**THE TASK:** Going through the material below, please gather all lines with the word "JSON" in them.

"""

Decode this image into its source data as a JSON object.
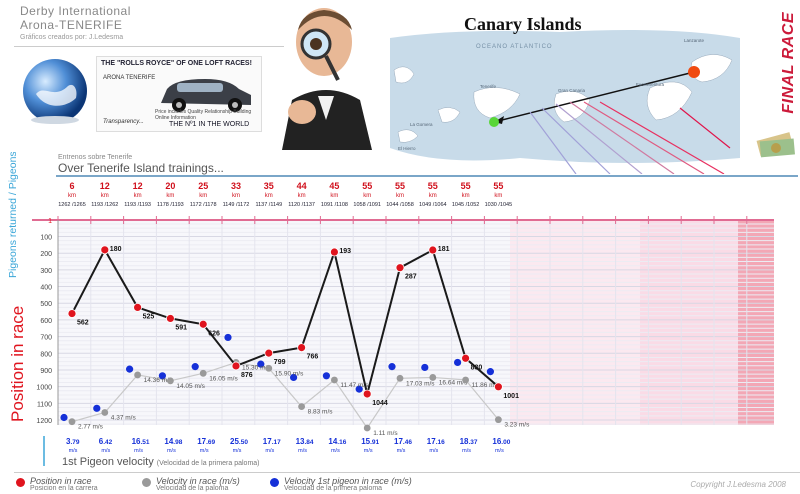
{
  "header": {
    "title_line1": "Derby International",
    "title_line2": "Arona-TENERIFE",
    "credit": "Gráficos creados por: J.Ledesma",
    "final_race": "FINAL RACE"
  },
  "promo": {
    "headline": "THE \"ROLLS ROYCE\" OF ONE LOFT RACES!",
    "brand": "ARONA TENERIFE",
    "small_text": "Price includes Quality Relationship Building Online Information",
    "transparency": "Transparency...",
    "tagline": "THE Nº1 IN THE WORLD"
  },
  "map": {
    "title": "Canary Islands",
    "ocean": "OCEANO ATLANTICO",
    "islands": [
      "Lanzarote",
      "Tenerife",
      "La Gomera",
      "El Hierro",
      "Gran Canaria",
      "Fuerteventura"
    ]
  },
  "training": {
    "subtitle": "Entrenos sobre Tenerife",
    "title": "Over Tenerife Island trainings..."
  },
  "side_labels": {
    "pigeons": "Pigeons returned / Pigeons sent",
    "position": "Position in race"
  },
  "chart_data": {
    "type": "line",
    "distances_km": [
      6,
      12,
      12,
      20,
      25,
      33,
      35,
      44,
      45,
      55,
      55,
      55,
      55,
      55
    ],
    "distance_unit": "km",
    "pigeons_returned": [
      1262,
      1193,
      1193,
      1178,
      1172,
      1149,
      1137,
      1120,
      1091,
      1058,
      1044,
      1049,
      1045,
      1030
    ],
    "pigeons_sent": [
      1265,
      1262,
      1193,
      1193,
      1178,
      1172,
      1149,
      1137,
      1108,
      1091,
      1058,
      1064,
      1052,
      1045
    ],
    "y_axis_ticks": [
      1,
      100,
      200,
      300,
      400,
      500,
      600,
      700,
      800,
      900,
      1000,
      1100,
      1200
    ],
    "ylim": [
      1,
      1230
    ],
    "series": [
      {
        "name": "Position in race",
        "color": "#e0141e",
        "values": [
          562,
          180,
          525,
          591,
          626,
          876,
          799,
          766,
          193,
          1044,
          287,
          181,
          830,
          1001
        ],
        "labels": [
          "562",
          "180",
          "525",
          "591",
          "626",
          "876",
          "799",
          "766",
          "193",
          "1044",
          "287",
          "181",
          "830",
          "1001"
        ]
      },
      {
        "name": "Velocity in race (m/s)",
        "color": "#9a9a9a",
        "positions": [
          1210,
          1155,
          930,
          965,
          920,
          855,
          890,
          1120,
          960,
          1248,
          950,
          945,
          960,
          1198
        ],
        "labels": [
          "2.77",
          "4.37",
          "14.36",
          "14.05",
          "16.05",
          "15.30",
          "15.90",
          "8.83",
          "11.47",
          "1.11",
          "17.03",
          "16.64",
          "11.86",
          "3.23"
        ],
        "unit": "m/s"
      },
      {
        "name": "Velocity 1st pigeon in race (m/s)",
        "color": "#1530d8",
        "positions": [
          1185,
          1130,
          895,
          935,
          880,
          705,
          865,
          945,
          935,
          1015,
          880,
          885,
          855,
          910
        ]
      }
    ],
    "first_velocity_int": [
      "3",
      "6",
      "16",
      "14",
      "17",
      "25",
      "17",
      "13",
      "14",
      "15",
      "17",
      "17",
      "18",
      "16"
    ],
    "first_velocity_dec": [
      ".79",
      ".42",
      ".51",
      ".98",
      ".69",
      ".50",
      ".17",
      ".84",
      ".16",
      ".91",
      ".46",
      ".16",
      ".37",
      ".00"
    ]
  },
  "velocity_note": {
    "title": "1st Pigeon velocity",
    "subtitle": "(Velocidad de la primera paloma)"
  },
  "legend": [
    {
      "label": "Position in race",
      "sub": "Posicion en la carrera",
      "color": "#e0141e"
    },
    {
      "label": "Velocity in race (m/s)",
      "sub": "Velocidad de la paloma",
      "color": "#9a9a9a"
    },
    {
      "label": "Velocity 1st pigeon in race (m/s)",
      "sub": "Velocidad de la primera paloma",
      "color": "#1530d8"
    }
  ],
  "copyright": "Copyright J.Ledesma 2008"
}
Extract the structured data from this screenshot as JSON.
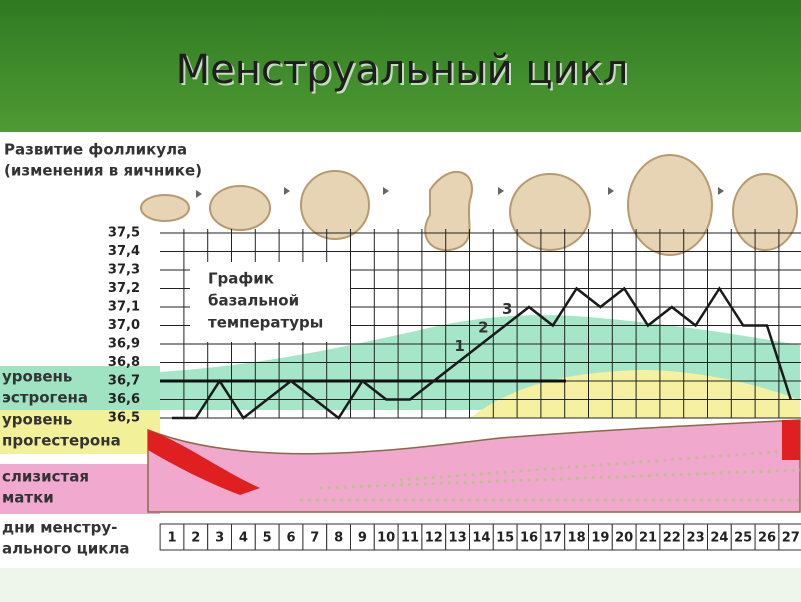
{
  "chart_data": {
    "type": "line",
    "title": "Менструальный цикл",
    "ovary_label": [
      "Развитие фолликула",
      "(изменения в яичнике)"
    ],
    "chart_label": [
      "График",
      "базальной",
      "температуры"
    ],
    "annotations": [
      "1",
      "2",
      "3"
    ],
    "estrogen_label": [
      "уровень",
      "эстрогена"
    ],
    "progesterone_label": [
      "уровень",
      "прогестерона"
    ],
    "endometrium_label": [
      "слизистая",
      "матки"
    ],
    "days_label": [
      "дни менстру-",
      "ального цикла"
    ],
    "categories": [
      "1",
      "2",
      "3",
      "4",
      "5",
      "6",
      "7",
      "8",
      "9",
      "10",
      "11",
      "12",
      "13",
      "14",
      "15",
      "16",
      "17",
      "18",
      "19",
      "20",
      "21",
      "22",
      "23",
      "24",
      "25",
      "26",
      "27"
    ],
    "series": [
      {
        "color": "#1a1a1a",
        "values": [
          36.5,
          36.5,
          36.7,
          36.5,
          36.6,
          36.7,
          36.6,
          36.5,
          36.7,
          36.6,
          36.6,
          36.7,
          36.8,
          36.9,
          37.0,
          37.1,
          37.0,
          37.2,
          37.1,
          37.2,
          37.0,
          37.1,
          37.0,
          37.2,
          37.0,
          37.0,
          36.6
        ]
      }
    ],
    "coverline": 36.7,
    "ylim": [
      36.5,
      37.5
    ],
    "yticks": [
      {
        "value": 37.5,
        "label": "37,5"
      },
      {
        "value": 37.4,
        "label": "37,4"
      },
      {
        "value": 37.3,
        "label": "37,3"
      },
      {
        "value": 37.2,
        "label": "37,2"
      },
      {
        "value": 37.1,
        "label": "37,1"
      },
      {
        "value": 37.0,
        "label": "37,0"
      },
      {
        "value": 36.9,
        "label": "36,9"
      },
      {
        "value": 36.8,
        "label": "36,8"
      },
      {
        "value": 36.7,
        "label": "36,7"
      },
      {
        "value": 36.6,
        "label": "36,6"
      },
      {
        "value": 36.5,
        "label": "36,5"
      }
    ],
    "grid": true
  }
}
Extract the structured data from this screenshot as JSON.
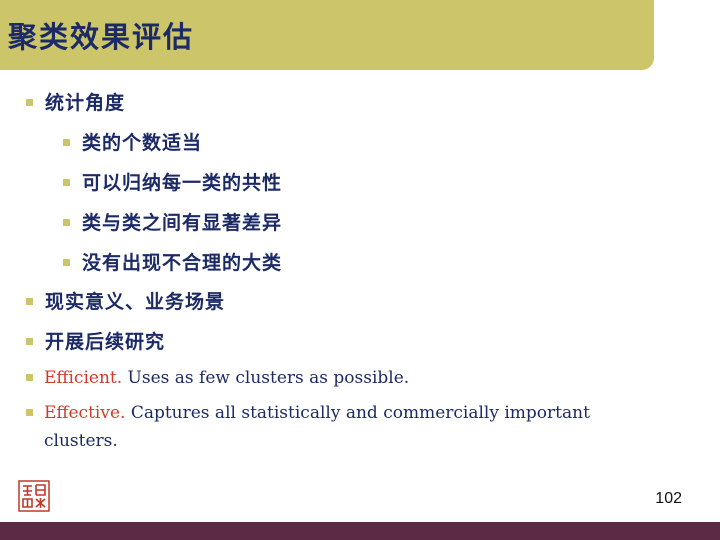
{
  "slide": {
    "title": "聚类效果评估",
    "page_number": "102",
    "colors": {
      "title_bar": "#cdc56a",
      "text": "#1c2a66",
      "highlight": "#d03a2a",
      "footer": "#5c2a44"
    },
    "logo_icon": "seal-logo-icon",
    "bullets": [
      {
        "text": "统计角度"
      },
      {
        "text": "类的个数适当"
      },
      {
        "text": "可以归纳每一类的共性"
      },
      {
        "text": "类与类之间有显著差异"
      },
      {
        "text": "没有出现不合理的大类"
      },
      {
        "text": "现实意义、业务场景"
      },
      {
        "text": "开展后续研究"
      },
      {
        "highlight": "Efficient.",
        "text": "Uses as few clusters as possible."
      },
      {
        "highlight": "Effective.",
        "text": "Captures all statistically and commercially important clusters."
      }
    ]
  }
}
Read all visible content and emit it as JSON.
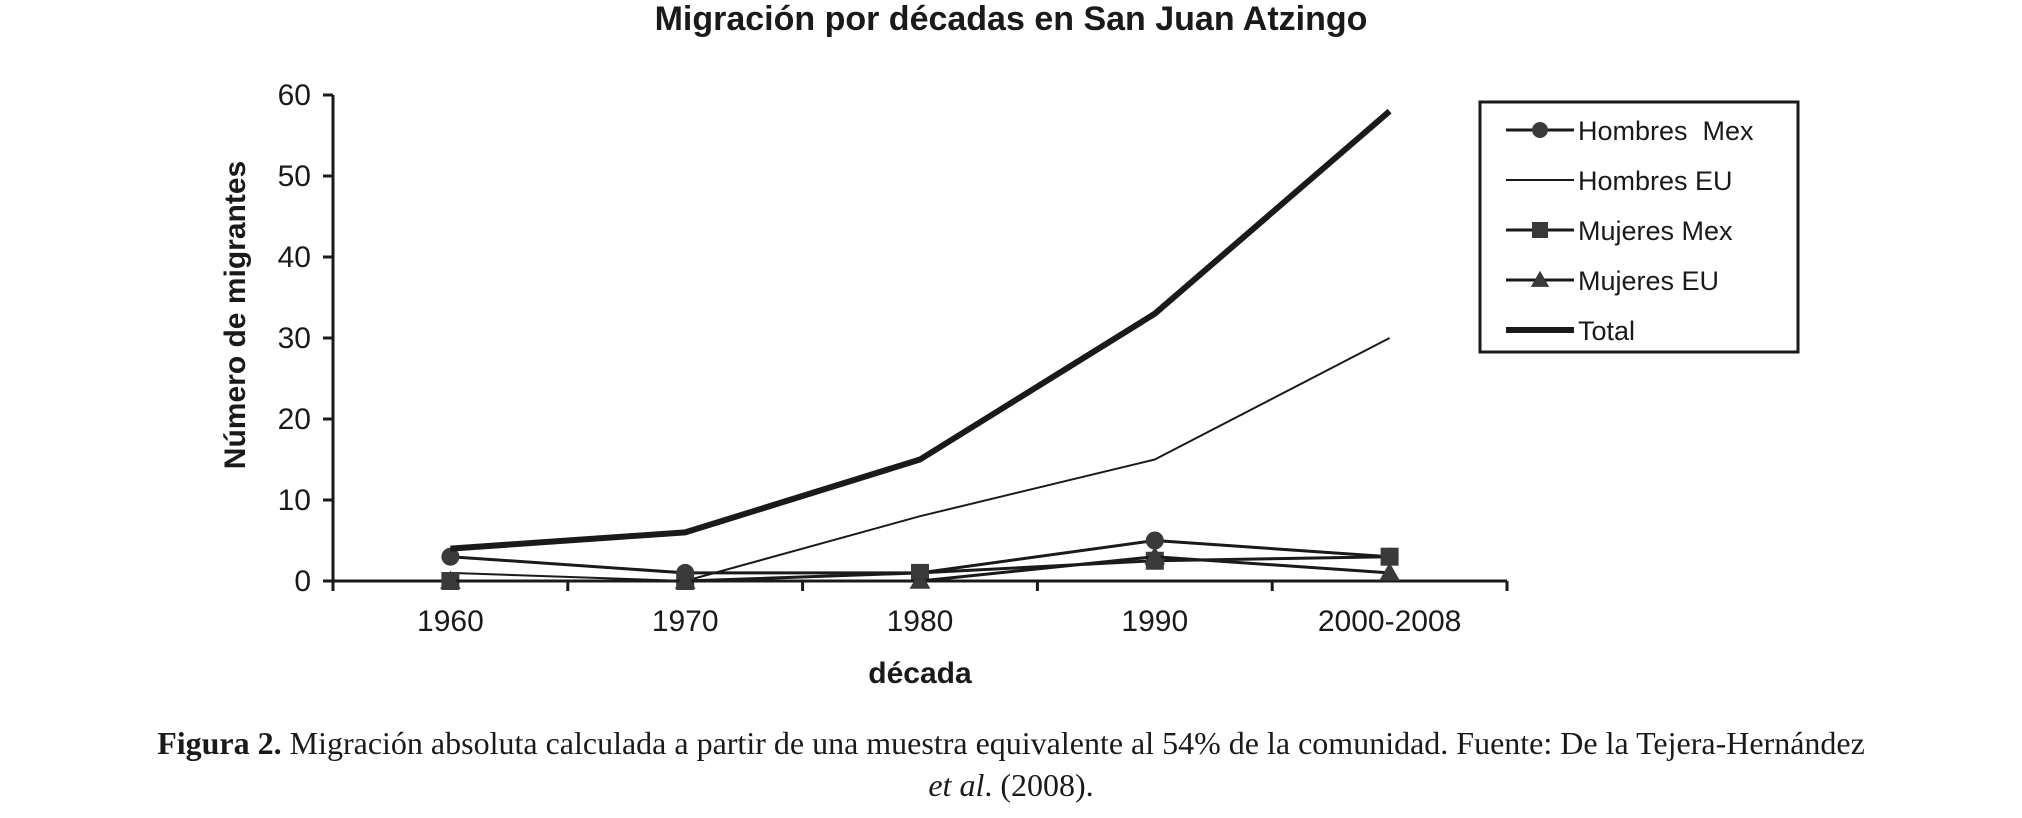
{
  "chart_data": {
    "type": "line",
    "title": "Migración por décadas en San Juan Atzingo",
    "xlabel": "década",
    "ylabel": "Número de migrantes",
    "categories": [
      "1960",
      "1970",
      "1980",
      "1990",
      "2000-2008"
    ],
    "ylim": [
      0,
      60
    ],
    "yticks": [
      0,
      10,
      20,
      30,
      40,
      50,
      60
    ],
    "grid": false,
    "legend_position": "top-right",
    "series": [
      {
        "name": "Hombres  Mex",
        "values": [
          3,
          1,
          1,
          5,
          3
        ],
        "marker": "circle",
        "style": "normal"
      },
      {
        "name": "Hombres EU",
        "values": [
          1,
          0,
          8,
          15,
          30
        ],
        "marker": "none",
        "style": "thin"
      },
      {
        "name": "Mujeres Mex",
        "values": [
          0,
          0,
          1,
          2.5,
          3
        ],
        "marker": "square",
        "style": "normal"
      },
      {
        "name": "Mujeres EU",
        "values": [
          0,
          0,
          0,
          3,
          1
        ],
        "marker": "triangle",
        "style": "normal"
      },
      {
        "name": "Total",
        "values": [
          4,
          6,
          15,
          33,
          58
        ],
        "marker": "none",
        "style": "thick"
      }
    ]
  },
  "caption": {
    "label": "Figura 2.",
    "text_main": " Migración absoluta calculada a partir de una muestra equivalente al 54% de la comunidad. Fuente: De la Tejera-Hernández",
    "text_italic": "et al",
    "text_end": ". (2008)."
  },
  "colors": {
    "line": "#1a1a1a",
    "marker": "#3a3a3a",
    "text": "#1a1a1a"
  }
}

"""

**PROBLEM SOLUTION:**
Decode this image into its source data as a JSON object.
Extract the structured data from this screenshot as JSON.
Extract the structured data from this screenshot as JSON.
Read all visible content and emit it as JSON.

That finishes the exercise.